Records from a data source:
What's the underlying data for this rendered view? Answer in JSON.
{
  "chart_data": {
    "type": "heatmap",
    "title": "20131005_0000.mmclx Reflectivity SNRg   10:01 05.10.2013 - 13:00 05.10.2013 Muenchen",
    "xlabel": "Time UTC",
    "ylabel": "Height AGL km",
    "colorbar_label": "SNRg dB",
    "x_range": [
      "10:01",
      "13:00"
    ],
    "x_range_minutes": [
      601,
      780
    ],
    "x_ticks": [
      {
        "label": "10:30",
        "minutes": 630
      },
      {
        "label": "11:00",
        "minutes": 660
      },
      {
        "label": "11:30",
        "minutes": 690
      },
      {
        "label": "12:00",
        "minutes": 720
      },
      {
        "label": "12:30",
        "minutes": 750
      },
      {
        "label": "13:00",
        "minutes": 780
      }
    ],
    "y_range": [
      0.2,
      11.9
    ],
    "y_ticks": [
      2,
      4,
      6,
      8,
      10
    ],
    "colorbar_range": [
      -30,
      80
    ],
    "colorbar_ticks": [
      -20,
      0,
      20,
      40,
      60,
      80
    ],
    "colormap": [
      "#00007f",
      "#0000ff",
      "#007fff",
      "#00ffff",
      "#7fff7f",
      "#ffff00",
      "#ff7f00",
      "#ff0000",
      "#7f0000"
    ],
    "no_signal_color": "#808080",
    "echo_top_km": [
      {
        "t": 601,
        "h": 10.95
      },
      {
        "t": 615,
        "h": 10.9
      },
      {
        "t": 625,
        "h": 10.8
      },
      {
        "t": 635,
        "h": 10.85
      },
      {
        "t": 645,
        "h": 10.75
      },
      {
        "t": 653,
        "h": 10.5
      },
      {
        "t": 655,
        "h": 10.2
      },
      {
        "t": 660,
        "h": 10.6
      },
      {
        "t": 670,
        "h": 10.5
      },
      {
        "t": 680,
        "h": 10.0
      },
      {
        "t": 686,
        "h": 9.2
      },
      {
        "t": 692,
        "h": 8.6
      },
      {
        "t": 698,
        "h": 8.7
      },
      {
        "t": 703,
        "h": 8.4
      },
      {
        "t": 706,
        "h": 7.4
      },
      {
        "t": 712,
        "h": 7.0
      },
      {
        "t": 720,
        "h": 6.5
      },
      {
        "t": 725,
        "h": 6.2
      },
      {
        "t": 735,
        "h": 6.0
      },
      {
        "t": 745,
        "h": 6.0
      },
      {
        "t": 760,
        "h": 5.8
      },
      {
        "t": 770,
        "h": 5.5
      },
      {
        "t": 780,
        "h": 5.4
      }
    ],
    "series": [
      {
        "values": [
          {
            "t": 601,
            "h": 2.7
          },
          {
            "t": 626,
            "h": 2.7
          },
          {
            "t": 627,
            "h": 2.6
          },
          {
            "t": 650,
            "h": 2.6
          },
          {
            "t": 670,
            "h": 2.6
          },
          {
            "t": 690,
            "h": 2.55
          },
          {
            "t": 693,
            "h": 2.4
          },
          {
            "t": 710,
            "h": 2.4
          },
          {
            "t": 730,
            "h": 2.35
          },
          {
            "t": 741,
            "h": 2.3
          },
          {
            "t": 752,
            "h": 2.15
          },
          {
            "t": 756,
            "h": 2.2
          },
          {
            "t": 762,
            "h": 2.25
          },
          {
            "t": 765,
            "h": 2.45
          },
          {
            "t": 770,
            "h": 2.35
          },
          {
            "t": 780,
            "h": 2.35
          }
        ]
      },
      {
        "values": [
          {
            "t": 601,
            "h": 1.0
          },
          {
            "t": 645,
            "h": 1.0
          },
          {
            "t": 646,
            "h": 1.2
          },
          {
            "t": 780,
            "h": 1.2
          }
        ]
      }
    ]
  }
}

- Problem to work on -
Set down the material above again, word for word.

- Result of the task -
What's the underlying data for this rendered view? Answer in JSON.
{
  "chart_data": {
    "type": "heatmap",
    "title": "20131005_0000.mmclx Reflectivity SNRg   10:01 05.10.2013 - 13:00 05.10.2013 Muenchen",
    "xlabel": "Time UTC",
    "ylabel": "Height AGL km",
    "colorbar_label": "SNRg dB",
    "x_range": [
      "10:01",
      "13:00"
    ],
    "x_range_minutes": [
      601,
      780
    ],
    "x_ticks": [
      {
        "label": "10:30",
        "minutes": 630
      },
      {
        "label": "11:00",
        "minutes": 660
      },
      {
        "label": "11:30",
        "minutes": 690
      },
      {
        "label": "12:00",
        "minutes": 720
      },
      {
        "label": "12:30",
        "minutes": 750
      },
      {
        "label": "13:00",
        "minutes": 780
      }
    ],
    "y_range": [
      0.2,
      11.9
    ],
    "y_ticks": [
      2,
      4,
      6,
      8,
      10
    ],
    "colorbar_range": [
      -30,
      80
    ],
    "colorbar_ticks": [
      -20,
      0,
      20,
      40,
      60,
      80
    ],
    "colormap": [
      "#00007f",
      "#0000ff",
      "#007fff",
      "#00ffff",
      "#7fff7f",
      "#ffff00",
      "#ff7f00",
      "#ff0000",
      "#7f0000"
    ],
    "no_signal_color": "#808080",
    "echo_top_km": [
      {
        "t": 601,
        "h": 10.95
      },
      {
        "t": 615,
        "h": 10.9
      },
      {
        "t": 625,
        "h": 10.8
      },
      {
        "t": 635,
        "h": 10.85
      },
      {
        "t": 645,
        "h": 10.75
      },
      {
        "t": 653,
        "h": 10.5
      },
      {
        "t": 655,
        "h": 10.2
      },
      {
        "t": 660,
        "h": 10.6
      },
      {
        "t": 670,
        "h": 10.5
      },
      {
        "t": 680,
        "h": 10.0
      },
      {
        "t": 686,
        "h": 9.2
      },
      {
        "t": 692,
        "h": 8.6
      },
      {
        "t": 698,
        "h": 8.7
      },
      {
        "t": 703,
        "h": 8.4
      },
      {
        "t": 706,
        "h": 7.4
      },
      {
        "t": 712,
        "h": 7.0
      },
      {
        "t": 720,
        "h": 6.5
      },
      {
        "t": 725,
        "h": 6.2
      },
      {
        "t": 735,
        "h": 6.0
      },
      {
        "t": 745,
        "h": 6.0
      },
      {
        "t": 760,
        "h": 5.8
      },
      {
        "t": 770,
        "h": 5.5
      },
      {
        "t": 780,
        "h": 5.4
      }
    ],
    "series": [
      {
        "values": [
          {
            "t": 601,
            "h": 2.7
          },
          {
            "t": 626,
            "h": 2.7
          },
          {
            "t": 627,
            "h": 2.6
          },
          {
            "t": 650,
            "h": 2.6
          },
          {
            "t": 670,
            "h": 2.6
          },
          {
            "t": 690,
            "h": 2.55
          },
          {
            "t": 693,
            "h": 2.4
          },
          {
            "t": 710,
            "h": 2.4
          },
          {
            "t": 730,
            "h": 2.35
          },
          {
            "t": 741,
            "h": 2.3
          },
          {
            "t": 752,
            "h": 2.15
          },
          {
            "t": 756,
            "h": 2.2
          },
          {
            "t": 762,
            "h": 2.25
          },
          {
            "t": 765,
            "h": 2.45
          },
          {
            "t": 770,
            "h": 2.35
          },
          {
            "t": 780,
            "h": 2.35
          }
        ]
      },
      {
        "values": [
          {
            "t": 601,
            "h": 1.0
          },
          {
            "t": 645,
            "h": 1.0
          },
          {
            "t": 646,
            "h": 1.2
          },
          {
            "t": 780,
            "h": 1.2
          }
        ]
      }
    ]
  }
}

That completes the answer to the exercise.